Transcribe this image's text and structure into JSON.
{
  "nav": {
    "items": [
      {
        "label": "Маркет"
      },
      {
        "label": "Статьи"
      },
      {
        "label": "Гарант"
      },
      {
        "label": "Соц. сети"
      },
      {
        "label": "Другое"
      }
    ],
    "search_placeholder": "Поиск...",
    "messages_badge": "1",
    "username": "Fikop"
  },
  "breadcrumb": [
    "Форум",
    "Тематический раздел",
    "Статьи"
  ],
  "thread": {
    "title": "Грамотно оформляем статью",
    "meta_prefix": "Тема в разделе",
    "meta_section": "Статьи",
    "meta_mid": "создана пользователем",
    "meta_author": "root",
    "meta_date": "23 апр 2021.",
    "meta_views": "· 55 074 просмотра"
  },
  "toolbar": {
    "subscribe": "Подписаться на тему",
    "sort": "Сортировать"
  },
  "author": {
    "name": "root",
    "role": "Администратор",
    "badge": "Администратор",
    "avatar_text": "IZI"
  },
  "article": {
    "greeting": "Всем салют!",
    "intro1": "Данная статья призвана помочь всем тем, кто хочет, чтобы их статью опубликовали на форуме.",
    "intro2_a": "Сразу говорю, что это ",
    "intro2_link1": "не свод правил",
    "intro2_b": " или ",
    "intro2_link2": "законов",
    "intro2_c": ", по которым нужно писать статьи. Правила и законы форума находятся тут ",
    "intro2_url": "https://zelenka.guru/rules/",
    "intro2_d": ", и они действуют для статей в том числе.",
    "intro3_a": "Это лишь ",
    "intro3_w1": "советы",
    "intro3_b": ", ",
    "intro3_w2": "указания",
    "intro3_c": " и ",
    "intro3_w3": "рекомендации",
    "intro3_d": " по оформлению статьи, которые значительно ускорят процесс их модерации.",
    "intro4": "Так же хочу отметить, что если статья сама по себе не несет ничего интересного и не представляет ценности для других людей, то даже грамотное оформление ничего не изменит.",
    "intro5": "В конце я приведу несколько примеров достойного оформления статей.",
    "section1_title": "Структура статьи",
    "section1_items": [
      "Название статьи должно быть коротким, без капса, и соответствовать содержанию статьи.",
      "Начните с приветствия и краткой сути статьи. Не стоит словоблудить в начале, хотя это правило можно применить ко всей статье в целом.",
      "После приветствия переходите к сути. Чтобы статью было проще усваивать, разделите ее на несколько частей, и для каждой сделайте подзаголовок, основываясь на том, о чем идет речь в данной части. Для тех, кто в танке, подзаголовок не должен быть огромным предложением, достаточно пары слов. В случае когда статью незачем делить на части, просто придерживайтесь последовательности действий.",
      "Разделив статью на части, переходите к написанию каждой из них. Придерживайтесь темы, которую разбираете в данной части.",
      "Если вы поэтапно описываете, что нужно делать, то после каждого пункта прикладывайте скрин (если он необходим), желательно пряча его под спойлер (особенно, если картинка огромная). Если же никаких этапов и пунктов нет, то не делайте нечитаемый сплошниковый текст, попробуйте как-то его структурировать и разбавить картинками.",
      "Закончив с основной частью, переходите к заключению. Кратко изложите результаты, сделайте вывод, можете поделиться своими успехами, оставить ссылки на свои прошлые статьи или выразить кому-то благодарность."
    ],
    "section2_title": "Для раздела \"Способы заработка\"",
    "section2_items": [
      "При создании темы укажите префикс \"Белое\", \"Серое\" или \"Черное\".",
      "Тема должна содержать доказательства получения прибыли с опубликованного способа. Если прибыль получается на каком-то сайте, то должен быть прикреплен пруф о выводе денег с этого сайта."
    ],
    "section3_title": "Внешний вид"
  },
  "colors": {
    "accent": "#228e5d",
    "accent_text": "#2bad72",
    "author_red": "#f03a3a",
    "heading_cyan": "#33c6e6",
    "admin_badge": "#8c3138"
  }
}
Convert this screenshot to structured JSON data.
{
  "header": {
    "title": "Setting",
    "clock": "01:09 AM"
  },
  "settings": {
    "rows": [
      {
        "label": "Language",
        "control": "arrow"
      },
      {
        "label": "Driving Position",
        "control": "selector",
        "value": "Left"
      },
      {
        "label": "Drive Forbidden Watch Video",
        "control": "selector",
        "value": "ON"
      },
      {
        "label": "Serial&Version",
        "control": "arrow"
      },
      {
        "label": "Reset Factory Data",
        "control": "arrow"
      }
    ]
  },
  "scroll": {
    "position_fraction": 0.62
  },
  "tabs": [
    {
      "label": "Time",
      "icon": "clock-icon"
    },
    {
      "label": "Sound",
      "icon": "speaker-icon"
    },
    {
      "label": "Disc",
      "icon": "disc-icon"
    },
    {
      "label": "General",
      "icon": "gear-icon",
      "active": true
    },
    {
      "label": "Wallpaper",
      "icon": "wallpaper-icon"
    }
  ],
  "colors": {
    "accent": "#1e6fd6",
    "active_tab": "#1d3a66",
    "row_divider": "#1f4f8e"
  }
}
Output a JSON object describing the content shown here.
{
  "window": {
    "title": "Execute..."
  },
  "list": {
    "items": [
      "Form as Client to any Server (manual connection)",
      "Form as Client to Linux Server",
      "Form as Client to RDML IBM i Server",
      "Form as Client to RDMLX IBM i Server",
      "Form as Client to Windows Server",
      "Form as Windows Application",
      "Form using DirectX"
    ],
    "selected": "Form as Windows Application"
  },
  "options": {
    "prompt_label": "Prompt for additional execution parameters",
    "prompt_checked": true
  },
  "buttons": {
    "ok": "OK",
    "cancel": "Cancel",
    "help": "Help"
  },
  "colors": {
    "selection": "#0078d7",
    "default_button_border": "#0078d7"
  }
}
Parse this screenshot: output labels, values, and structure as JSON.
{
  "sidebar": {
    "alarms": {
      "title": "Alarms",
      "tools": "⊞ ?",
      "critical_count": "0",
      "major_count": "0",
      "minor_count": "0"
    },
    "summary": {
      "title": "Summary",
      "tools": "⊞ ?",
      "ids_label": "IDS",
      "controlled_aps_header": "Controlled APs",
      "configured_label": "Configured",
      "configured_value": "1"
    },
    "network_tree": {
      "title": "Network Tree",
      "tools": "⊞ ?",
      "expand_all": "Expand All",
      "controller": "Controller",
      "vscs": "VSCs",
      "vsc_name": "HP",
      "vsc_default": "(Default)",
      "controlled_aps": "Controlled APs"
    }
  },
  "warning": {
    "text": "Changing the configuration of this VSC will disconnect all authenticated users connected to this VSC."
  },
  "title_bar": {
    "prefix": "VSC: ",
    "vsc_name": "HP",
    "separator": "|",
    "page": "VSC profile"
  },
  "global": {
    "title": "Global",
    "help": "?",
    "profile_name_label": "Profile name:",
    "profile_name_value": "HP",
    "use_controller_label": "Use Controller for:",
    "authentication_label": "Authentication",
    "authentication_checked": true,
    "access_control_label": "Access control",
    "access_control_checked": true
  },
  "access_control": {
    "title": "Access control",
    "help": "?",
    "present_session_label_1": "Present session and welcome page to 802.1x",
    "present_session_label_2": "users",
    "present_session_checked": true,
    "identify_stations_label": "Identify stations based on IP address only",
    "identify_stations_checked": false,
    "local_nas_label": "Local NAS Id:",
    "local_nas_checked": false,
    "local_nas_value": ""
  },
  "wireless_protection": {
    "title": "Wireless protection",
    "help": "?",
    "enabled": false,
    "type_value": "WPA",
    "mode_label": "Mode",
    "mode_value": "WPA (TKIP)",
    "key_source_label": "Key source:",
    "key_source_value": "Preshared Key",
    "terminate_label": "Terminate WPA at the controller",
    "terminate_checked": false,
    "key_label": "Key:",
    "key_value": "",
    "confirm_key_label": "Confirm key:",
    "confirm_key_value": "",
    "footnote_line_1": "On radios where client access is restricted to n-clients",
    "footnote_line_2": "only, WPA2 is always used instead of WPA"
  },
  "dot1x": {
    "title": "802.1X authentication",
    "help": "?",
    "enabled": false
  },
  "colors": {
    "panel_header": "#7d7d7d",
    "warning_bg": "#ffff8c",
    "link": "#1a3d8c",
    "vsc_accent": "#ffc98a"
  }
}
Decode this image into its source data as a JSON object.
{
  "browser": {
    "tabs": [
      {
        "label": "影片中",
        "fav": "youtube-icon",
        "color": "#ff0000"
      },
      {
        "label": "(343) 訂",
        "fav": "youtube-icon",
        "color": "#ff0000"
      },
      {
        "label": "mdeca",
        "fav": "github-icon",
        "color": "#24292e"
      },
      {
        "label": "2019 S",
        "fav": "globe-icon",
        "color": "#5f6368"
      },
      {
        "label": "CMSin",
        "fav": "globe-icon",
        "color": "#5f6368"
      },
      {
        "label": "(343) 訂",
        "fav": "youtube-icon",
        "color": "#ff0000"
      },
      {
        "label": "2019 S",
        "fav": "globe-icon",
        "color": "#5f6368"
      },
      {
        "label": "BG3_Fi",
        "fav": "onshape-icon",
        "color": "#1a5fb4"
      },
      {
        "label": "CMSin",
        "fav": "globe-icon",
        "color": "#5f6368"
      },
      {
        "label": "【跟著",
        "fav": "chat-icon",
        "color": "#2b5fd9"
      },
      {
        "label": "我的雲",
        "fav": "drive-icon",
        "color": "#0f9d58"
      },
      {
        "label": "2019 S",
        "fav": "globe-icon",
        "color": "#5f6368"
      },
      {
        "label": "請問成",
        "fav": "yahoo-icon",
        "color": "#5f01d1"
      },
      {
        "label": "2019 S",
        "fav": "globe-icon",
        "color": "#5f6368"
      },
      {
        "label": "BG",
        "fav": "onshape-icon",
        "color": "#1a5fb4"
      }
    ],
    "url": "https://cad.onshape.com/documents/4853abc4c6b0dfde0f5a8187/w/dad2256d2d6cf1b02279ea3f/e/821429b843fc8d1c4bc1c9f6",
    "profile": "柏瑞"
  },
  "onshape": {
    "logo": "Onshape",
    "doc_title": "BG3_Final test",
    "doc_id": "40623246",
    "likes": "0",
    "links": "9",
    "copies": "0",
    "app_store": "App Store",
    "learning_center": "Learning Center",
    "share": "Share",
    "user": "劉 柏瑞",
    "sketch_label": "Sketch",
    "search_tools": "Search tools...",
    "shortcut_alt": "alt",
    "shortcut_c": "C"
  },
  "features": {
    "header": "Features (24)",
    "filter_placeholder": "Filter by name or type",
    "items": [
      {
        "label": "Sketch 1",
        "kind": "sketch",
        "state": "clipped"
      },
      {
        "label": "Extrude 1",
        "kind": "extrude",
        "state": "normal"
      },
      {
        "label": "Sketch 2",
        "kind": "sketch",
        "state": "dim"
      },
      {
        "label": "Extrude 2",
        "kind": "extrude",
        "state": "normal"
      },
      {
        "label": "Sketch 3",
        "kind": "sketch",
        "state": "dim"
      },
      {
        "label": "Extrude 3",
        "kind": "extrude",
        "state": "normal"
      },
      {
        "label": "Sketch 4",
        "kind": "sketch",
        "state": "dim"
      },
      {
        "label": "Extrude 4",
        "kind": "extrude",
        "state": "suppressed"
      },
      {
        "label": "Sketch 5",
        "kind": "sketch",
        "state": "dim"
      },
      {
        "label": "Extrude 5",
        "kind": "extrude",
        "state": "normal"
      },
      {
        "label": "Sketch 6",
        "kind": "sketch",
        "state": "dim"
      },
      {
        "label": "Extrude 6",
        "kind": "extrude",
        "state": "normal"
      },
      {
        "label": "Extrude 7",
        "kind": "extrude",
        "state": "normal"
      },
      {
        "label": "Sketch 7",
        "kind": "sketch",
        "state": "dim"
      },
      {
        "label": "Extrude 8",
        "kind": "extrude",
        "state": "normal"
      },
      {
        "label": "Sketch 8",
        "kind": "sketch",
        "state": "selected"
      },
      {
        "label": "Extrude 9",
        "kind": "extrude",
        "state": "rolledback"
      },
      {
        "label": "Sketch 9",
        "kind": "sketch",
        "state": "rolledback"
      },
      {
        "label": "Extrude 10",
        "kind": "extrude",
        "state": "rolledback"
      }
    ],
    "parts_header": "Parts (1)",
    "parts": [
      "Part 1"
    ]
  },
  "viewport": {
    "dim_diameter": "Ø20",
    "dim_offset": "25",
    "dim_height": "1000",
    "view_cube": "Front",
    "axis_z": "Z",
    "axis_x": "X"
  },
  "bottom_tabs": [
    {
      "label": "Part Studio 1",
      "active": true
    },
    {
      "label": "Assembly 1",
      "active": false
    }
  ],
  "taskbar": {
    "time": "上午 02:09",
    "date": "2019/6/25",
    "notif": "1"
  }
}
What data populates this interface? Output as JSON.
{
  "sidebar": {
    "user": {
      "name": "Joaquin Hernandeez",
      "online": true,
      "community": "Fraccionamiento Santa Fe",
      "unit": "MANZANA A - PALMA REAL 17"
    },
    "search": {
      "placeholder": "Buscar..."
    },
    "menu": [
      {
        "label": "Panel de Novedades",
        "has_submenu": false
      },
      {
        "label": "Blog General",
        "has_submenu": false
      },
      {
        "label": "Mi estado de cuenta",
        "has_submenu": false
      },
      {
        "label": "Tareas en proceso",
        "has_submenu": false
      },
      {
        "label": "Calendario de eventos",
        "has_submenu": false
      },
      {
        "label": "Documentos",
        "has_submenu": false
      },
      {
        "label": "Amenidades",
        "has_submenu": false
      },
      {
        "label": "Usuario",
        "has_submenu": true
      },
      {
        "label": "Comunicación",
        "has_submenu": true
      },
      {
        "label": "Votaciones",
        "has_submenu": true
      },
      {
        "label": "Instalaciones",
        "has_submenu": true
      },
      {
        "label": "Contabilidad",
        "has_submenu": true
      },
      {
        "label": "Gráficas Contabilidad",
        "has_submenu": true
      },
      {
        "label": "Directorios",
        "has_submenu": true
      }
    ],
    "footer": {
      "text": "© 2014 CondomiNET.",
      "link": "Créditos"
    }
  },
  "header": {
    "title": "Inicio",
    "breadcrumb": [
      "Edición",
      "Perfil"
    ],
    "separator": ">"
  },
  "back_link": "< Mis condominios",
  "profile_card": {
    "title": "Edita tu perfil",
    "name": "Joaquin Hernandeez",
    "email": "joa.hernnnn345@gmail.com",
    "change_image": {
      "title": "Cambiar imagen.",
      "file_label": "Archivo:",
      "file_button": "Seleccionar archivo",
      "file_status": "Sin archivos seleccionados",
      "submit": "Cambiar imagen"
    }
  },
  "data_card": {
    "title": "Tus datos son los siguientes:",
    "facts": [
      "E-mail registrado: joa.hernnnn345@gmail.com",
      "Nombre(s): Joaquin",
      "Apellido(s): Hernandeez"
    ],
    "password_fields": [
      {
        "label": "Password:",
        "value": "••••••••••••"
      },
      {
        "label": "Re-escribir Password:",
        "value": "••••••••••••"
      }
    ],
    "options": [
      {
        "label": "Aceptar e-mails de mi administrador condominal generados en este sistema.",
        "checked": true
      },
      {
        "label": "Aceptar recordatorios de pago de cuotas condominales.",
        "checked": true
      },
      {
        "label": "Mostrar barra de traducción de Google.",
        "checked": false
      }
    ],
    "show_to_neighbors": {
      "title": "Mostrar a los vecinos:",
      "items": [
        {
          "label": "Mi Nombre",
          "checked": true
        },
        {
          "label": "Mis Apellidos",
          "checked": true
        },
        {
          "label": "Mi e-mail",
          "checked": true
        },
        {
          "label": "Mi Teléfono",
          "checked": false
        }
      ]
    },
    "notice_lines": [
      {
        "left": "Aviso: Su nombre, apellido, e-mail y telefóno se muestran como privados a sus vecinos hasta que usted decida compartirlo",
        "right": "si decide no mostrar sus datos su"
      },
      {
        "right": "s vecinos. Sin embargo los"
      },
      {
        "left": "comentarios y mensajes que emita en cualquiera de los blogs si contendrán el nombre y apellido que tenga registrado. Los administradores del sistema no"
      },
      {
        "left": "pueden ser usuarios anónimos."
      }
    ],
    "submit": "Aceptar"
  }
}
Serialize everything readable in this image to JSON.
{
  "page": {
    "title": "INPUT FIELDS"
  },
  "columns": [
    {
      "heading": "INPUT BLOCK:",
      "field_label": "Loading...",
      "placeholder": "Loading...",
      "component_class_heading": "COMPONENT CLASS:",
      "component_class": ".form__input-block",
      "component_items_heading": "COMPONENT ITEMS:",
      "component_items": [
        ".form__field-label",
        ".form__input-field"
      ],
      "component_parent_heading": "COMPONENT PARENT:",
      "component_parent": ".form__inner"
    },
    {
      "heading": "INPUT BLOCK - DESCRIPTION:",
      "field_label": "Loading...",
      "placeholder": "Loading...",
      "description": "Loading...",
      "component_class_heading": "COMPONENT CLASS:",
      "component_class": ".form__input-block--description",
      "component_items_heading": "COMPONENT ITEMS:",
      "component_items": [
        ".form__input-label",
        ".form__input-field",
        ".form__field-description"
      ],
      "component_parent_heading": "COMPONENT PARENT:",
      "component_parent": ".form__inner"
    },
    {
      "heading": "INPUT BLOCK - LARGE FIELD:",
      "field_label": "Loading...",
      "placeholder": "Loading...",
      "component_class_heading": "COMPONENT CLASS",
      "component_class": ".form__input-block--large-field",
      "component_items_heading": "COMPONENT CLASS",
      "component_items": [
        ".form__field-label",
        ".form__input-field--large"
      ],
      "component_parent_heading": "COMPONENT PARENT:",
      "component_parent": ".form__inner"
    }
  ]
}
§ §
Gather each line from the listing above that holds "screenshot".

Convert this screenshot to structured JSON data.
Parse this screenshot: output labels, values, and structure as JSON.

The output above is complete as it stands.